Exercise instructions:
Can you recast the stretch of the material from its start through the line containing "[398, 344, 546, 370]" as a numbered list, leaving out any blank lines and including nothing past that line?

Material for this task:
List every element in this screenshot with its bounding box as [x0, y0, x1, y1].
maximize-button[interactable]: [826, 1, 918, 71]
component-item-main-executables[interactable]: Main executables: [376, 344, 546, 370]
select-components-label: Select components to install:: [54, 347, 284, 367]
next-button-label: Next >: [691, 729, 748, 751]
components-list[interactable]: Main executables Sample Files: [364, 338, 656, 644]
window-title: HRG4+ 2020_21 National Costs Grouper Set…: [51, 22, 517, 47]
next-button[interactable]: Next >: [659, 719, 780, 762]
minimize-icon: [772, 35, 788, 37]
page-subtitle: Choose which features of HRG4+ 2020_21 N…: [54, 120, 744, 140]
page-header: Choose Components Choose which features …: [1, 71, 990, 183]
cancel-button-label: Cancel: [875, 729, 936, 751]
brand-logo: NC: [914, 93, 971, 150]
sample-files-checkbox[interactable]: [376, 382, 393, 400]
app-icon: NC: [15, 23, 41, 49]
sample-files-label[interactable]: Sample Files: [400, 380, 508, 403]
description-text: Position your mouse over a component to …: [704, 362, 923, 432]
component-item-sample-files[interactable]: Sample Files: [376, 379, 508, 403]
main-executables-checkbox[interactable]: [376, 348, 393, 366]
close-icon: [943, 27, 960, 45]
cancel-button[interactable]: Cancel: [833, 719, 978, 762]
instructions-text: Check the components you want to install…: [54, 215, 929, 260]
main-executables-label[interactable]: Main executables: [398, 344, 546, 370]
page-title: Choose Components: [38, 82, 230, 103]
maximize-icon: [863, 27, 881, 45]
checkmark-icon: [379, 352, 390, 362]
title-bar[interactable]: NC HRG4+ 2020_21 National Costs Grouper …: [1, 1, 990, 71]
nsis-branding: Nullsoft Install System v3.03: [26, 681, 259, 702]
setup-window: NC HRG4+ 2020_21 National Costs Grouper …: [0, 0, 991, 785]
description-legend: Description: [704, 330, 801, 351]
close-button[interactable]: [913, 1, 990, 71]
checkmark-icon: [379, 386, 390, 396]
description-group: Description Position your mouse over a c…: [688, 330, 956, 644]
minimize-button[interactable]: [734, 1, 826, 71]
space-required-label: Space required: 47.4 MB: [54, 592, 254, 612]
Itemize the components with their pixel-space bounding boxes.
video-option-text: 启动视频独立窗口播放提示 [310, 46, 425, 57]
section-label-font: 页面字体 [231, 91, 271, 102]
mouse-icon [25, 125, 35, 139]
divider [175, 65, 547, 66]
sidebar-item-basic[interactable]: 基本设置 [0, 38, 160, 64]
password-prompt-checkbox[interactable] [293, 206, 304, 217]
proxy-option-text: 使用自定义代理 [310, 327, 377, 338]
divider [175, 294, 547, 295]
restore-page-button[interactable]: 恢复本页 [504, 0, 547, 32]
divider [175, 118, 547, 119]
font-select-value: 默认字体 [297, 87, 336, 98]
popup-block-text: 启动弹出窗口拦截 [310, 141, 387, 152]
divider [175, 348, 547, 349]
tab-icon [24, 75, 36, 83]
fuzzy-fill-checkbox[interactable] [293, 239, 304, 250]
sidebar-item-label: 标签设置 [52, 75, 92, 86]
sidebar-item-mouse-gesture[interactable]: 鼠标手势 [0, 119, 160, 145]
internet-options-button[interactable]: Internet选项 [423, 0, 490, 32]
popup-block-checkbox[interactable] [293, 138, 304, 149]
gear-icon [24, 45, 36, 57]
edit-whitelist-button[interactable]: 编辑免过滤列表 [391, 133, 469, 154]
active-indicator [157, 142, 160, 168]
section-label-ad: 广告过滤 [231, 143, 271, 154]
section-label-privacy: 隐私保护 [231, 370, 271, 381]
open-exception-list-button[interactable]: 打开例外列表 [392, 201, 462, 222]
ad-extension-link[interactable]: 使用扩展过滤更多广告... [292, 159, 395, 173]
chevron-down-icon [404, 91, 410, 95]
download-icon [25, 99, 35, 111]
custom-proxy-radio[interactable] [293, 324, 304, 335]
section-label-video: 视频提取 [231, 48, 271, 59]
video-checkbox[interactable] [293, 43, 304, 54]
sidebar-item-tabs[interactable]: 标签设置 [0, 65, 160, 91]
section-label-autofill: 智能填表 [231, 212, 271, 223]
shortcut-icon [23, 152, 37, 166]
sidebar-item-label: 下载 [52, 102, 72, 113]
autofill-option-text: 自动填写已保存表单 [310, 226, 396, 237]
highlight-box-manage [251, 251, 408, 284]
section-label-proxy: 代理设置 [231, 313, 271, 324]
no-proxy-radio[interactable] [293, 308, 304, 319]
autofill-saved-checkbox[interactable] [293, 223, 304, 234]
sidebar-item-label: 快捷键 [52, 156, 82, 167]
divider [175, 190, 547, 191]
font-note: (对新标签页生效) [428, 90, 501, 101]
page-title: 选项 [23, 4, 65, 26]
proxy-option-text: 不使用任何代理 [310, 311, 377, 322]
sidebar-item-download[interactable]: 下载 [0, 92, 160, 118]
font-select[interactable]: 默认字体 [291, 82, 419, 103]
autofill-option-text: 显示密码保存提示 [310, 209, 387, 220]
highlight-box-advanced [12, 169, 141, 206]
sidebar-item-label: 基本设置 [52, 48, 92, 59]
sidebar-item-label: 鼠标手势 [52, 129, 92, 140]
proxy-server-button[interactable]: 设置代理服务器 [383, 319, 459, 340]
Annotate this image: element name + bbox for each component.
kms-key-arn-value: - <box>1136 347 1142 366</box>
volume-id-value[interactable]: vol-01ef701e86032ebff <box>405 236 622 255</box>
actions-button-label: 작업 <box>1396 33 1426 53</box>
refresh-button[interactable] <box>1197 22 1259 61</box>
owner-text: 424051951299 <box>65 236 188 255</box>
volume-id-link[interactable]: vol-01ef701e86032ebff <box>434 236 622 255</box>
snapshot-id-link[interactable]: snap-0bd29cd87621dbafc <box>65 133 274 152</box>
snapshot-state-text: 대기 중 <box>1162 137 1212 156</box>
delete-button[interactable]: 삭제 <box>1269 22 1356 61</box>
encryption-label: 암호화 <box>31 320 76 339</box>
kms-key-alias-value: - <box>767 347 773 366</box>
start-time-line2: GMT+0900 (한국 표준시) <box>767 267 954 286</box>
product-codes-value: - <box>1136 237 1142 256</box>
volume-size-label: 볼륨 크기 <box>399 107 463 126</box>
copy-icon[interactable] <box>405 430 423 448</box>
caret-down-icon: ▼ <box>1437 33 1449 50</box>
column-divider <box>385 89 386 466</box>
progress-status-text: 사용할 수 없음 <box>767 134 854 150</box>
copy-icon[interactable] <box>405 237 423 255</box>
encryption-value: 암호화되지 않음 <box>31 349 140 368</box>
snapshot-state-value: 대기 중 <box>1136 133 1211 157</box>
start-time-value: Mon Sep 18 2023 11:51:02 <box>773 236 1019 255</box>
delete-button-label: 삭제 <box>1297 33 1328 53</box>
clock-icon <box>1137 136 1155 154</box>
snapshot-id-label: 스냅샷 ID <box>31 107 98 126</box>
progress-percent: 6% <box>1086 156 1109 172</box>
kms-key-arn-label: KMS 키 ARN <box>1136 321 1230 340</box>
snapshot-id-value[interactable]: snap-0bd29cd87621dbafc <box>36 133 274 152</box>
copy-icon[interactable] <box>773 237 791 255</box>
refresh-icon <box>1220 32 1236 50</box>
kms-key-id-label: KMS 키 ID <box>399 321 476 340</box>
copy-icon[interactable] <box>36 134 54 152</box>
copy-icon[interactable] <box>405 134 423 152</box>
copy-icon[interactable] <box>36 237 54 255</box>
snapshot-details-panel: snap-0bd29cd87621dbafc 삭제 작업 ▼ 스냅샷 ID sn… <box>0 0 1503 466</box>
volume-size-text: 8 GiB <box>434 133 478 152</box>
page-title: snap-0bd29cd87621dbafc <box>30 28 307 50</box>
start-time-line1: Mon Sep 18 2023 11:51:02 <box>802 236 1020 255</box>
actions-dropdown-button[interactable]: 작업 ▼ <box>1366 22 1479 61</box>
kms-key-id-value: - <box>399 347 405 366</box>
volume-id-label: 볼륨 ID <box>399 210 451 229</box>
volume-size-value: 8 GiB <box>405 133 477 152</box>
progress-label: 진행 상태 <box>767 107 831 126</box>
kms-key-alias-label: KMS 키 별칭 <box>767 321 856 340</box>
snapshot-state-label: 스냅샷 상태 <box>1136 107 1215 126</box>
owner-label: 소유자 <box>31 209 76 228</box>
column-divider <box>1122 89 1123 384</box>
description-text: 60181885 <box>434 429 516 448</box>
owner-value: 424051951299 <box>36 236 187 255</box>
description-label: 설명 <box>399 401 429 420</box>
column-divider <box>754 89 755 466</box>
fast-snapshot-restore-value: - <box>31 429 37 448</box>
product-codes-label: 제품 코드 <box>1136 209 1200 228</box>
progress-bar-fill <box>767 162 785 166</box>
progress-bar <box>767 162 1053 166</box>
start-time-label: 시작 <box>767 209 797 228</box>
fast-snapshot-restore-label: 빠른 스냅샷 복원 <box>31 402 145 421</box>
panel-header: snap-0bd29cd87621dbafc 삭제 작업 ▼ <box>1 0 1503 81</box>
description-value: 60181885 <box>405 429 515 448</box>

Completed task:
1. List every element in this screenshot with its bounding box as [x0, y0, x1, y1].
2. maximize-button[interactable]: [826, 1, 918, 71]
3. component-item-main-executables[interactable]: Main executables: [376, 344, 546, 370]
4. select-components-label: Select components to install:: [54, 347, 284, 367]
5. next-button-label: Next >: [691, 729, 748, 751]
6. components-list[interactable]: Main executables Sample Files: [364, 338, 656, 644]
7. window-title: HRG4+ 2020_21 National Costs Grouper Set…: [51, 22, 517, 47]
8. next-button[interactable]: Next >: [659, 719, 780, 762]
9. minimize-icon: [772, 35, 788, 37]
10. page-subtitle: Choose which features of HRG4+ 2020_21 N…: [54, 120, 744, 140]
11. page-header: Choose Components Choose which features …: [1, 71, 990, 183]
12. cancel-button-label: Cancel: [875, 729, 936, 751]
13. brand-logo: NC: [914, 93, 971, 150]
14. sample-files-checkbox[interactable]: [376, 382, 393, 400]
15. app-icon: NC: [15, 23, 41, 49]
16. sample-files-label[interactable]: Sample Files: [400, 380, 508, 403]
17. description-text: Position your mouse over a component to …: [704, 362, 923, 432]
18. component-item-sample-files[interactable]: Sample Files: [376, 379, 508, 403]
19. main-executables-checkbox[interactable]: [376, 348, 393, 366]
20. close-icon: [943, 27, 960, 45]
21. cancel-button[interactable]: Cancel: [833, 719, 978, 762]
22. instructions-text: Check the components you want to install…: [54, 215, 929, 260]
23. main-executables-label[interactable]: Main executables: [398, 344, 546, 370]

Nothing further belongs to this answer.